**Task details:** Could you extract every entry below and reproduce it exactly?

**Information provided:**
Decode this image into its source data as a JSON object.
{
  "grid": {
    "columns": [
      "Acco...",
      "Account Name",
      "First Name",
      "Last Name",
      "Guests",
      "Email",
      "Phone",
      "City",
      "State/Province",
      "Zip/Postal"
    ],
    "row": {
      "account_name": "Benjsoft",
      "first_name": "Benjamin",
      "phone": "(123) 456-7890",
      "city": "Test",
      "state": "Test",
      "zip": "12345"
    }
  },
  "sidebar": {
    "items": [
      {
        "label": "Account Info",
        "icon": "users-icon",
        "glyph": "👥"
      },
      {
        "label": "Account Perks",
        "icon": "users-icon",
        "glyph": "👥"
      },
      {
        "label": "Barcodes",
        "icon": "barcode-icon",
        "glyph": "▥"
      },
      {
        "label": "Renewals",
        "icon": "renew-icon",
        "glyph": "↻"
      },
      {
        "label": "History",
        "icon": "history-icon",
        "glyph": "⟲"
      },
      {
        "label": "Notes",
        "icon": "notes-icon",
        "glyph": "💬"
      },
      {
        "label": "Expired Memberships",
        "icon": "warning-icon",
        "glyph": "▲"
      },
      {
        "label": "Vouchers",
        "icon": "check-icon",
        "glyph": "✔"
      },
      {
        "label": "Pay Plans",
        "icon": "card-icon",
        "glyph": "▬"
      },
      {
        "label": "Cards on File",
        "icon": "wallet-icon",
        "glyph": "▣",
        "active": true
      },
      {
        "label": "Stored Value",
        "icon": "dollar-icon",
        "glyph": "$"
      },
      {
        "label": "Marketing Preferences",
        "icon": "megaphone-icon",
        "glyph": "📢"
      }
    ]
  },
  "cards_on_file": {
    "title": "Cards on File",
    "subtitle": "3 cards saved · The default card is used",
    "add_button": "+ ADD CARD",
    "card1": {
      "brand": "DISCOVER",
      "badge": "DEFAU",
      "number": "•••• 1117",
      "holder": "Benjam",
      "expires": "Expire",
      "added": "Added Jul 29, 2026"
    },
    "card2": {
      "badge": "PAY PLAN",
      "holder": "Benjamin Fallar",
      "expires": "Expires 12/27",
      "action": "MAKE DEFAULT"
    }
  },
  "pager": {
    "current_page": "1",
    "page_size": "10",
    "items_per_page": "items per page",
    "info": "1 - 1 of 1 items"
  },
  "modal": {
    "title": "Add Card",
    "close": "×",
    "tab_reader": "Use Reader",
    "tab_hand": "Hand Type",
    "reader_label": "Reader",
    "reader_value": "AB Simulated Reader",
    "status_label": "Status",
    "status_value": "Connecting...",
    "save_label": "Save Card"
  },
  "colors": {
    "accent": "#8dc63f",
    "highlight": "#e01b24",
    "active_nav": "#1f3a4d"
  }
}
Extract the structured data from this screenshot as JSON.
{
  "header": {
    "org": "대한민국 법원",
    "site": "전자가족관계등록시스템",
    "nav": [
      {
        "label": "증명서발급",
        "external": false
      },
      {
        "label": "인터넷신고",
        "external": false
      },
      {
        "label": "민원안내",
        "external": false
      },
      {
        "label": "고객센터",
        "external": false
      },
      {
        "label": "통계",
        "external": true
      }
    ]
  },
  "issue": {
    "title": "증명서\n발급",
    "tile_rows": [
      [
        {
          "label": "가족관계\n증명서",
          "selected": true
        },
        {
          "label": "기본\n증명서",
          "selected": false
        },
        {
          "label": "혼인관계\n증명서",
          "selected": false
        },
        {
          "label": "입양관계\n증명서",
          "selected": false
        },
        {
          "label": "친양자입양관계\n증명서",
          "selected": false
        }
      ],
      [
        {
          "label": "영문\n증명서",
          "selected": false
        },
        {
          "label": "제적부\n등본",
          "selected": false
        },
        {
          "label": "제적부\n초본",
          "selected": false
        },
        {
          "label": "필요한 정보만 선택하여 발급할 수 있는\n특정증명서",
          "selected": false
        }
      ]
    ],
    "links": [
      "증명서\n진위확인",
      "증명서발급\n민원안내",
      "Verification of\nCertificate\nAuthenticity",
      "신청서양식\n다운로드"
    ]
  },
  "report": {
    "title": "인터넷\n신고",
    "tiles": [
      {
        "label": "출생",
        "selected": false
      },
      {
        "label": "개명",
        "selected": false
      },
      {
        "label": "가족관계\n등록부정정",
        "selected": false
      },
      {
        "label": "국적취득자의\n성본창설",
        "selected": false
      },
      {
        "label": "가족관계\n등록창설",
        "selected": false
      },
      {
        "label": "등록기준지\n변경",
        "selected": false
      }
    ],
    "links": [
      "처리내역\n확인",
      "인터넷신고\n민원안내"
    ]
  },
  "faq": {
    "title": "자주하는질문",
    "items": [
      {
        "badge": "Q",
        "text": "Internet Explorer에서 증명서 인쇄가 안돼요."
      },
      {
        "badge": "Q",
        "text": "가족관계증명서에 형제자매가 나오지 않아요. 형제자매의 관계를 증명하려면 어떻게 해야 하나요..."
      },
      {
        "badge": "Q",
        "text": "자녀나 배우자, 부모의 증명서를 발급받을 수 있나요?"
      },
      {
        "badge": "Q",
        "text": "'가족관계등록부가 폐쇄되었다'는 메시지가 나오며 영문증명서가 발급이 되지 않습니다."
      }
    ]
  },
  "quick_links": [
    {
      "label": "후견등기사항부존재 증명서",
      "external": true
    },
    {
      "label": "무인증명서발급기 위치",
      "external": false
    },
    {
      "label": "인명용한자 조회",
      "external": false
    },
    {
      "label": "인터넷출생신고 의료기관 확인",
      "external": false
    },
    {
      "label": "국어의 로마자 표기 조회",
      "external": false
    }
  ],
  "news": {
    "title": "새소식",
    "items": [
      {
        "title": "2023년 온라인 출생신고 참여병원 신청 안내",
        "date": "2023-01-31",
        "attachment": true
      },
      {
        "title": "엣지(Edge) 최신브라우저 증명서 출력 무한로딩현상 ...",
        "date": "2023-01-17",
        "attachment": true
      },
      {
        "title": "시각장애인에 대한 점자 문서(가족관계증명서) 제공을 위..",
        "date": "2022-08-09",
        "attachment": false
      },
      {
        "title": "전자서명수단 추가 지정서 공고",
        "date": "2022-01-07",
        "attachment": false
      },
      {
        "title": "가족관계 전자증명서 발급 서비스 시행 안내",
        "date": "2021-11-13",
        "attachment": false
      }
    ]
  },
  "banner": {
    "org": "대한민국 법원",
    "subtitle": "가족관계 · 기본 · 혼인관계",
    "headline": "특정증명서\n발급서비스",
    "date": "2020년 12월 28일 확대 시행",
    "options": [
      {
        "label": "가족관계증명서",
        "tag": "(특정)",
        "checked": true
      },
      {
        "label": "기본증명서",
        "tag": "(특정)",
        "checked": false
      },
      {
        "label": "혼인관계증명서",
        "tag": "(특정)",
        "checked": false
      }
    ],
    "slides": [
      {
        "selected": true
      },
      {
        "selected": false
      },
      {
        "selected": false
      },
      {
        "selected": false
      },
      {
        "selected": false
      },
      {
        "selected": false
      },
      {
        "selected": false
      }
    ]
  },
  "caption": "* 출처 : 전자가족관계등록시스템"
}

**Solution for this task:**
Decode this image into its source data as a JSON object.
{
  "grid": {
    "columns": [
      "Acco...",
      "Account Name",
      "First Name",
      "Last Name",
      "Guests",
      "Email",
      "Phone",
      "City",
      "State/Province",
      "Zip/Postal"
    ],
    "row": {
      "account_name": "Benjsoft",
      "first_name": "Benjamin",
      "phone": "(123) 456-7890",
      "city": "Test",
      "state": "Test",
      "zip": "12345"
    }
  },
  "sidebar": {
    "items": [
      {
        "label": "Account Info",
        "icon": "users-icon",
        "glyph": "👥"
      },
      {
        "label": "Account Perks",
        "icon": "users-icon",
        "glyph": "👥"
      },
      {
        "label": "Barcodes",
        "icon": "barcode-icon",
        "glyph": "▥"
      },
      {
        "label": "Renewals",
        "icon": "renew-icon",
        "glyph": "↻"
      },
      {
        "label": "History",
        "icon": "history-icon",
        "glyph": "⟲"
      },
      {
        "label": "Notes",
        "icon": "notes-icon",
        "glyph": "💬"
      },
      {
        "label": "Expired Memberships",
        "icon": "warning-icon",
        "glyph": "▲"
      },
      {
        "label": "Vouchers",
        "icon": "check-icon",
        "glyph": "✔"
      },
      {
        "label": "Pay Plans",
        "icon": "card-icon",
        "glyph": "▬"
      },
      {
        "label": "Cards on File",
        "icon": "wallet-icon",
        "glyph": "▣",
        "active": true
      },
      {
        "label": "Stored Value",
        "icon": "dollar-icon",
        "glyph": "$"
      },
      {
        "label": "Marketing Preferences",
        "icon": "megaphone-icon",
        "glyph": "📢"
      }
    ]
  },
  "cards_on_file": {
    "title": "Cards on File",
    "subtitle": "3 cards saved · The default card is used",
    "add_button": "+ ADD CARD",
    "card1": {
      "brand": "DISCOVER",
      "badge": "DEFAU",
      "number": "•••• 1117",
      "holder": "Benjam",
      "expires": "Expire",
      "added": "Added Jul 29, 2026"
    },
    "card2": {
      "badge": "PAY PLAN",
      "holder": "Benjamin Fallar",
      "expires": "Expires 12/27",
      "action": "MAKE DEFAULT"
    }
  },
  "pager": {
    "current_page": "1",
    "page_size": "10",
    "items_per_page": "items per page",
    "info": "1 - 1 of 1 items"
  },
  "modal": {
    "title": "Add Card",
    "close": "×",
    "tab_reader": "Use Reader",
    "tab_hand": "Hand Type",
    "reader_label": "Reader",
    "reader_value": "AB Simulated Reader",
    "status_label": "Status",
    "status_value": "Connecting...",
    "save_label": "Save Card"
  },
  "colors": {
    "accent": "#8dc63f",
    "highlight": "#e01b24",
    "active_nav": "#1f3a4d"
  }
}
Extract the structured data from this screenshot as JSON.
{
  "header": {
    "org": "대한민국 법원",
    "site": "전자가족관계등록시스템",
    "nav": [
      {
        "label": "증명서발급",
        "external": false
      },
      {
        "label": "인터넷신고",
        "external": false
      },
      {
        "label": "민원안내",
        "external": false
      },
      {
        "label": "고객센터",
        "external": false
      },
      {
        "label": "통계",
        "external": true
      }
    ]
  },
  "issue": {
    "title": "증명서\n발급",
    "tile_rows": [
      [
        {
          "label": "가족관계\n증명서",
          "selected": true
        },
        {
          "label": "기본\n증명서",
          "selected": false
        },
        {
          "label": "혼인관계\n증명서",
          "selected": false
        },
        {
          "label": "입양관계\n증명서",
          "selected": false
        },
        {
          "label": "친양자입양관계\n증명서",
          "selected": false
        }
      ],
      [
        {
          "label": "영문\n증명서",
          "selected": false
        },
        {
          "label": "제적부\n등본",
          "selected": false
        },
        {
          "label": "제적부\n초본",
          "selected": false
        },
        {
          "label": "필요한 정보만 선택하여 발급할 수 있는\n특정증명서",
          "selected": false
        }
      ]
    ],
    "links": [
      "증명서\n진위확인",
      "증명서발급\n민원안내",
      "Verification of\nCertificate\nAuthenticity",
      "신청서양식\n다운로드"
    ]
  },
  "report": {
    "title": "인터넷\n신고",
    "tiles": [
      {
        "label": "출생",
        "selected": false
      },
      {
        "label": "개명",
        "selected": false
      },
      {
        "label": "가족관계\n등록부정정",
        "selected": false
      },
      {
        "label": "국적취득자의\n성본창설",
        "selected": false
      },
      {
        "label": "가족관계\n등록창설",
        "selected": false
      },
      {
        "label": "등록기준지\n변경",
        "selected": false
      }
    ],
    "links": [
      "처리내역\n확인",
      "인터넷신고\n민원안내"
    ]
  },
  "faq": {
    "title": "자주하는질문",
    "items": [
      {
        "badge": "Q",
        "text": "Internet Explorer에서 증명서 인쇄가 안돼요."
      },
      {
        "badge": "Q",
        "text": "가족관계증명서에 형제자매가 나오지 않아요. 형제자매의 관계를 증명하려면 어떻게 해야 하나요..."
      },
      {
        "badge": "Q",
        "text": "자녀나 배우자, 부모의 증명서를 발급받을 수 있나요?"
      },
      {
        "badge": "Q",
        "text": "'가족관계등록부가 폐쇄되었다'는 메시지가 나오며 영문증명서가 발급이 되지 않습니다."
      }
    ]
  },
  "quick_links": [
    {
      "label": "후견등기사항부존재 증명서",
      "external": true
    },
    {
      "label": "무인증명서발급기 위치",
      "external": false
    },
    {
      "label": "인명용한자 조회",
      "external": false
    },
    {
      "label": "인터넷출생신고 의료기관 확인",
      "external": false
    },
    {
      "label": "국어의 로마자 표기 조회",
      "external": false
    }
  ],
  "news": {
    "title": "새소식",
    "items": [
      {
        "title": "2023년 온라인 출생신고 참여병원 신청 안내",
        "date": "2023-01-31",
        "attachment": true
      },
      {
        "title": "엣지(Edge) 최신브라우저 증명서 출력 무한로딩현상 ...",
        "date": "2023-01-17",
        "attachment": true
      },
      {
        "title": "시각장애인에 대한 점자 문서(가족관계증명서) 제공을 위..",
        "date": "2022-08-09",
        "attachment": false
      },
      {
        "title": "전자서명수단 추가 지정서 공고",
        "date": "2022-01-07",
        "attachment": false
      },
      {
        "title": "가족관계 전자증명서 발급 서비스 시행 안내",
        "date": "2021-11-13",
        "attachment": false
      }
    ]
  },
  "banner": {
    "org": "대한민국 법원",
    "subtitle": "가족관계 · 기본 · 혼인관계",
    "headline": "특정증명서\n발급서비스",
    "date": "2020년 12월 28일 확대 시행",
    "options": [
      {
        "label": "가족관계증명서",
        "tag": "(특정)",
        "checked": true
      },
      {
        "label": "기본증명서",
        "tag": "(특정)",
        "checked": false
      },
      {
        "label": "혼인관계증명서",
        "tag": "(특정)",
        "checked": false
      }
    ],
    "slides": [
      {
        "selected": true
      },
      {
        "selected": false
      },
      {
        "selected": false
      },
      {
        "selected": false
      },
      {
        "selected": false
      },
      {
        "selected": false
      },
      {
        "selected": false
      }
    ]
  },
  "caption": "* 출처 : 전자가족관계등록시스템"
}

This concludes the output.